>>>>

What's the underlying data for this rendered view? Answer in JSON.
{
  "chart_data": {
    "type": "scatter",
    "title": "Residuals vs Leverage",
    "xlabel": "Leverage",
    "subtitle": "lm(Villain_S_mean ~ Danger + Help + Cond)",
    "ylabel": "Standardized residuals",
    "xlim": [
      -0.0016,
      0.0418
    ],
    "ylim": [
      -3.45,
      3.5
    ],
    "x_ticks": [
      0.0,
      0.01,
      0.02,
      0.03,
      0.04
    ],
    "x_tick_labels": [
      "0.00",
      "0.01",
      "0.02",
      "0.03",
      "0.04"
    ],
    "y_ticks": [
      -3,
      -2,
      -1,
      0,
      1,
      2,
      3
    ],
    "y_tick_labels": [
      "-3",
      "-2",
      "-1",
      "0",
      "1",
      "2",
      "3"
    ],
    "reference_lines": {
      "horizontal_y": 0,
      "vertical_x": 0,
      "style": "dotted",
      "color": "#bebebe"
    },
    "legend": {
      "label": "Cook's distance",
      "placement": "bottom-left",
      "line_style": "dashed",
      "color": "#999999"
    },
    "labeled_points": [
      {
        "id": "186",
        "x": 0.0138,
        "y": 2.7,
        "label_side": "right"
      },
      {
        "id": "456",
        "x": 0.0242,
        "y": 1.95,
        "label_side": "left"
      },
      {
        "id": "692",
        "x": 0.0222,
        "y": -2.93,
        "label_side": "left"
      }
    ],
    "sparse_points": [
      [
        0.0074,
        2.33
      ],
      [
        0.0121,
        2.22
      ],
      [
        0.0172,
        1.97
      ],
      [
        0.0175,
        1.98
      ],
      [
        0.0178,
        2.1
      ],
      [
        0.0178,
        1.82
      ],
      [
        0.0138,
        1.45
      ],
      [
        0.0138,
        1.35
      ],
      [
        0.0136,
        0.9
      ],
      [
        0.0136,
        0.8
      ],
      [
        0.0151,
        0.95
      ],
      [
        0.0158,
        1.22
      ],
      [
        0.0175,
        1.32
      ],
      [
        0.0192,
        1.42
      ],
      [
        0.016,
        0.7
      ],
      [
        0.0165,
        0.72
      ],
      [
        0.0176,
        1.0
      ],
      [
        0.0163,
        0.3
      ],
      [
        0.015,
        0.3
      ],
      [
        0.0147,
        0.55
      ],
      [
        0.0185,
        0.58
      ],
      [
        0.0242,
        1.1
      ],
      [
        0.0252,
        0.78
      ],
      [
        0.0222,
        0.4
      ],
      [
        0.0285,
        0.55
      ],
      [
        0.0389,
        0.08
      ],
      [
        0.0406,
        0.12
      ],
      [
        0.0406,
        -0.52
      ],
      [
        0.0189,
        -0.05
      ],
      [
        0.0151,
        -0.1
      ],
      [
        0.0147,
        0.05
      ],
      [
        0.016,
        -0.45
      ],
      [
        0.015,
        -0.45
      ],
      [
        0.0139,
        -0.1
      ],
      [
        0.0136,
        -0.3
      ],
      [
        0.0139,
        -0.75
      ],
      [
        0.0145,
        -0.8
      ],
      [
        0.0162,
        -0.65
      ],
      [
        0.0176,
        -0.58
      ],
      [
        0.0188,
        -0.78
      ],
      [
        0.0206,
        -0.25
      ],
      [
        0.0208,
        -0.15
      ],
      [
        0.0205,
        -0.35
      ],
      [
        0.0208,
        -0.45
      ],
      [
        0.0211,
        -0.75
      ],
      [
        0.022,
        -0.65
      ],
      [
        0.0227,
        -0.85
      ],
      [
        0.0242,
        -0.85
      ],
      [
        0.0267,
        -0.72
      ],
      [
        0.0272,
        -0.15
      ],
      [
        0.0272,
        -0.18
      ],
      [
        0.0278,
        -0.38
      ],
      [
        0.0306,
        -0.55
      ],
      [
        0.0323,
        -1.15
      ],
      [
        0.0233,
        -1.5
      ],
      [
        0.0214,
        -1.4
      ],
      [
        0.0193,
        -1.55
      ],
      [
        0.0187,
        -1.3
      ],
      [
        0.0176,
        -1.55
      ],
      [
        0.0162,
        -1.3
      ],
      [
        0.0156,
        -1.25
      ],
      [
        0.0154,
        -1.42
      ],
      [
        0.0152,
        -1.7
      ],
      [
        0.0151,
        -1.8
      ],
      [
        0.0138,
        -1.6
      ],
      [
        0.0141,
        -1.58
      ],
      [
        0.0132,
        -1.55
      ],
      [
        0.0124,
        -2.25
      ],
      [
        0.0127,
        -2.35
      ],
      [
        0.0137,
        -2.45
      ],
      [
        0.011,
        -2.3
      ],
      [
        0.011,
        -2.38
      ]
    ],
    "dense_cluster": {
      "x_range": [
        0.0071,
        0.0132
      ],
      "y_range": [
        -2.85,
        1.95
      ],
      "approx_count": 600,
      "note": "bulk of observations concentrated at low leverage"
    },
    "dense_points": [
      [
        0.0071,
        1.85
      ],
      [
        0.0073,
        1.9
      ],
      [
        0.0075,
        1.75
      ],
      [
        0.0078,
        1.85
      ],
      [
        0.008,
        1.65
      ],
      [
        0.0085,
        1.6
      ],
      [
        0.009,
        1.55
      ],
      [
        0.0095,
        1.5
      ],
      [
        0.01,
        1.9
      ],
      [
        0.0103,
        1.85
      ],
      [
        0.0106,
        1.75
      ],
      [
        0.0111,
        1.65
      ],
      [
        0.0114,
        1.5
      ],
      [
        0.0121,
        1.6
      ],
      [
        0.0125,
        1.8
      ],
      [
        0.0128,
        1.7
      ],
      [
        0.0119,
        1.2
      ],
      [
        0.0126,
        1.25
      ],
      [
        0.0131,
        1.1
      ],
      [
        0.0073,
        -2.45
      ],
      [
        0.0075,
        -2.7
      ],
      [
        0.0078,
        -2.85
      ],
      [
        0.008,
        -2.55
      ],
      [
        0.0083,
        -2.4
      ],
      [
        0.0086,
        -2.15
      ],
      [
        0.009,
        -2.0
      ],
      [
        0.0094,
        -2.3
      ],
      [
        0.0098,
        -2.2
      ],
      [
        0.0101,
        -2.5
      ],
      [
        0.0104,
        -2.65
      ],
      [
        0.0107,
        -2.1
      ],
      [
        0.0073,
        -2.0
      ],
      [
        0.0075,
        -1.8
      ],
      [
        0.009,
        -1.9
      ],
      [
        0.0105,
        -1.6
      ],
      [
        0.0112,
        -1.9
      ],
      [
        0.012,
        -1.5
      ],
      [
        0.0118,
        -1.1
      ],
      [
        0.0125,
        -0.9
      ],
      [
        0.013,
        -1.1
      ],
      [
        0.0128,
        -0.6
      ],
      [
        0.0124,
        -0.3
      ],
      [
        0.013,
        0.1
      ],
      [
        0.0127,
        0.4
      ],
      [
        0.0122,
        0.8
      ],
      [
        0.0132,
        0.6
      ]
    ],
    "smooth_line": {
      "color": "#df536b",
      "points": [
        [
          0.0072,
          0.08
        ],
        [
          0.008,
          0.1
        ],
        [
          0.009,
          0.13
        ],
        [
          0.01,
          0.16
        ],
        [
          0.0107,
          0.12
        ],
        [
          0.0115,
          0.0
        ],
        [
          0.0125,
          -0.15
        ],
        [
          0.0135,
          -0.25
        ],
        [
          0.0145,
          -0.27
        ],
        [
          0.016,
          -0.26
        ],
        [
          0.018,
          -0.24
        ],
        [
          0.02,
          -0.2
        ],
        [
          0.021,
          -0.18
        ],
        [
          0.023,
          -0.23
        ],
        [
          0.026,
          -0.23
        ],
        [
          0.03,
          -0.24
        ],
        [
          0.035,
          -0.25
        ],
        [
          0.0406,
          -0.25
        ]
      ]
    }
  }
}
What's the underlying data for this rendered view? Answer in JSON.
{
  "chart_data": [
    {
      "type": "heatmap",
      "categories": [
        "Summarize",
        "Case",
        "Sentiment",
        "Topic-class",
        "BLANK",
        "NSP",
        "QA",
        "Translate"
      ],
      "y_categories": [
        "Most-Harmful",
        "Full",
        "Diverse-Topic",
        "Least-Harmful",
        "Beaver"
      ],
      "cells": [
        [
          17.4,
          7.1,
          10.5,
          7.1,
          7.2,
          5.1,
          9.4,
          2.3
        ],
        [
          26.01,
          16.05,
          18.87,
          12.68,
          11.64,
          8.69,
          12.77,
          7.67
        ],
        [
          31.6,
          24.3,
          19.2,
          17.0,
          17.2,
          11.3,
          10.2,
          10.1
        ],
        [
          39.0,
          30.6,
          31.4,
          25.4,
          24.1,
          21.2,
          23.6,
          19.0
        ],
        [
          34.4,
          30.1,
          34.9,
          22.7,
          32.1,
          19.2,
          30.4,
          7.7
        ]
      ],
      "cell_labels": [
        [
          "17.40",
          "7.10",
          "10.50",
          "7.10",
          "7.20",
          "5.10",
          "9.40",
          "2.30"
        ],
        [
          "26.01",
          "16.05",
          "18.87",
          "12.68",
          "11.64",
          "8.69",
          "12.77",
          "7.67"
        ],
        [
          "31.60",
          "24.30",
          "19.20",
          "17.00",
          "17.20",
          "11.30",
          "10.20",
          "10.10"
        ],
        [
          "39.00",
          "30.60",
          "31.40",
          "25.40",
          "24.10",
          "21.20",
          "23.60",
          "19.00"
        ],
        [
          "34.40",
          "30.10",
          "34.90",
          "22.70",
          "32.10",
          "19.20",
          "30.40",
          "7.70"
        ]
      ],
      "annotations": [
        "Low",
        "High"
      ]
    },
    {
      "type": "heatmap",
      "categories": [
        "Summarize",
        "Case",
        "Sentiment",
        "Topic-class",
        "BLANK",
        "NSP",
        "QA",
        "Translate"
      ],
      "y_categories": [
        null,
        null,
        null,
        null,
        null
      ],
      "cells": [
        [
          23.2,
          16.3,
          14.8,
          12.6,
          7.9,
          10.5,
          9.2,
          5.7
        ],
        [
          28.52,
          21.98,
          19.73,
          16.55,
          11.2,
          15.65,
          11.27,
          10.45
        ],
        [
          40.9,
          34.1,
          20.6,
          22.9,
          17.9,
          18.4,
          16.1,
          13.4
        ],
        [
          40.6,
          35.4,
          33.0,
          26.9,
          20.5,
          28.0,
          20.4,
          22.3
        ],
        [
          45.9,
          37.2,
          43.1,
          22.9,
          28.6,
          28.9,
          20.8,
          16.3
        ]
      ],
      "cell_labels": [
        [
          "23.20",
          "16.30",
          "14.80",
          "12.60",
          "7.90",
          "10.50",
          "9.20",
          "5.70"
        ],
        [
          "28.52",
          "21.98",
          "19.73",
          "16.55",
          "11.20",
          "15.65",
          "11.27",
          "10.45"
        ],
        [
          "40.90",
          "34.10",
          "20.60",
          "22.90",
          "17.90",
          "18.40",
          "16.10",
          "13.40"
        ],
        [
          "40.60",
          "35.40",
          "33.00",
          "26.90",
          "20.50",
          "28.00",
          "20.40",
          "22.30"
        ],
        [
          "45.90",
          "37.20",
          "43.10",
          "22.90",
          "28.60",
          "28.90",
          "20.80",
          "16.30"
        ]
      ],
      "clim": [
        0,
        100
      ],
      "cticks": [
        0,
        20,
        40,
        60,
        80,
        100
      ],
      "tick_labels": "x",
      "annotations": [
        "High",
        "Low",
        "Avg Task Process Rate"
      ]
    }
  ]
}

<<<<

Objective: Determine how many lines of the data contain "color" and give nothing but that number.

In response: 3